### Exercise objective
Collect from the data below each line with "losses".
* Start *
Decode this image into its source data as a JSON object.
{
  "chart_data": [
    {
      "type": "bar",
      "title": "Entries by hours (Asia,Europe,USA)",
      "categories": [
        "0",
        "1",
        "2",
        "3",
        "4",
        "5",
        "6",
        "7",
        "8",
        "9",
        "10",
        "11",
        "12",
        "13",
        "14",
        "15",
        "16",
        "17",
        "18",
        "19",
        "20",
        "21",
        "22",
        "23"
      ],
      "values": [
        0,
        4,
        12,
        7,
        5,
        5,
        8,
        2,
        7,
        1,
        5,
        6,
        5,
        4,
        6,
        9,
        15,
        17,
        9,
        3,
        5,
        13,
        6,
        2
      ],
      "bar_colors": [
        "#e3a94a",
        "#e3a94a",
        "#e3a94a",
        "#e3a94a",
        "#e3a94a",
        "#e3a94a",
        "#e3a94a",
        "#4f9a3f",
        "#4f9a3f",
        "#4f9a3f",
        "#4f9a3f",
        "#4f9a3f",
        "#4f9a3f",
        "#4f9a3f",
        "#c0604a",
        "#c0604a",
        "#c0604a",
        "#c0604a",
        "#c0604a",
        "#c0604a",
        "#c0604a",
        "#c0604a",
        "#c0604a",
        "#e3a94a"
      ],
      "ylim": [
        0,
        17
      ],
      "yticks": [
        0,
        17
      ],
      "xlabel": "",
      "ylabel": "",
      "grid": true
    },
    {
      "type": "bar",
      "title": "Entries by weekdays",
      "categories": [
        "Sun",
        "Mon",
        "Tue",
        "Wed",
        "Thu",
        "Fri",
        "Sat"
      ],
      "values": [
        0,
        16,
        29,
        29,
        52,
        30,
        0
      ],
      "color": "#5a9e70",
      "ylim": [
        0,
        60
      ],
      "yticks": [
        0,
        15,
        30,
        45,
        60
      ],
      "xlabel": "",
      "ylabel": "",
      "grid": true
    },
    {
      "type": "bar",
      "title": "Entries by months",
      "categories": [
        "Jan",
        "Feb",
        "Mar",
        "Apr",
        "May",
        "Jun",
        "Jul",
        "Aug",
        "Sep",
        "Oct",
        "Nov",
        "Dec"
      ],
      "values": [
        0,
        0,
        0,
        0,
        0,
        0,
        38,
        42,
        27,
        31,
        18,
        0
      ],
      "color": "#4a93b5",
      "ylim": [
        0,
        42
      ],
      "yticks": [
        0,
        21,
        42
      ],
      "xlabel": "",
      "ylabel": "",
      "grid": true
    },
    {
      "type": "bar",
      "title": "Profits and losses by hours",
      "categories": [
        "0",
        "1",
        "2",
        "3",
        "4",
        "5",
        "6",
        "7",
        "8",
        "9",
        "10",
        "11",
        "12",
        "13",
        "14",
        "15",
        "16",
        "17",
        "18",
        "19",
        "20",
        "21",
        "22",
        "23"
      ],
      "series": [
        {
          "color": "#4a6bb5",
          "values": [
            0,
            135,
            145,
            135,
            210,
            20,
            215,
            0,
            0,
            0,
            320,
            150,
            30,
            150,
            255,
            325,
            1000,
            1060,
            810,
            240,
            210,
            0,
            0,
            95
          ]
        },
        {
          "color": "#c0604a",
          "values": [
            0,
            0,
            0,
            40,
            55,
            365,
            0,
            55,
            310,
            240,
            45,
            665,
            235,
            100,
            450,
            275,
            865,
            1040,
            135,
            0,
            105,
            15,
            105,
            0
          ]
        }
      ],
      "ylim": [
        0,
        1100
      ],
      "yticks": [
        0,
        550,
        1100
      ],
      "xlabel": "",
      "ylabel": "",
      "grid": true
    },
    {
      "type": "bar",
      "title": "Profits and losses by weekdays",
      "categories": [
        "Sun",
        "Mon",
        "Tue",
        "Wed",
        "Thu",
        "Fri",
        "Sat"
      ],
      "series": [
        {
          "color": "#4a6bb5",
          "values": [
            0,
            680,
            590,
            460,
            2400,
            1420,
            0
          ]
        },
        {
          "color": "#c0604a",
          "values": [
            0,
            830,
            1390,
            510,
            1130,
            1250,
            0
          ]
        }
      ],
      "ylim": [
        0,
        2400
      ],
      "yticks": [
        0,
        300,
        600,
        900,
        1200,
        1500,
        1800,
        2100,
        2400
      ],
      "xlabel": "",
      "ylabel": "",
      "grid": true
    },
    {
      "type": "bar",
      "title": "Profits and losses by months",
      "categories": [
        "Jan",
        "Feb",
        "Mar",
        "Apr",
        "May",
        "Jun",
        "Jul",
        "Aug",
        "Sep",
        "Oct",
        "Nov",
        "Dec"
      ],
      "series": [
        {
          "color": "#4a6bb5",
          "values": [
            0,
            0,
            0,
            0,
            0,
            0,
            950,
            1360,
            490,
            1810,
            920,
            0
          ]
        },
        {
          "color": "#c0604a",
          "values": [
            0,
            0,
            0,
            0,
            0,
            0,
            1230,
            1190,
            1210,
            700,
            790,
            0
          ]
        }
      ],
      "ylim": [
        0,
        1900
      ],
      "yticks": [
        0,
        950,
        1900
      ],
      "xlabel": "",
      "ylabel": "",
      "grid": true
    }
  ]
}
* End *
### Result
      "title": "Profits and losses by hours",
      "title": "Profits and losses by weekdays",
      "title": "Profits and losses by months",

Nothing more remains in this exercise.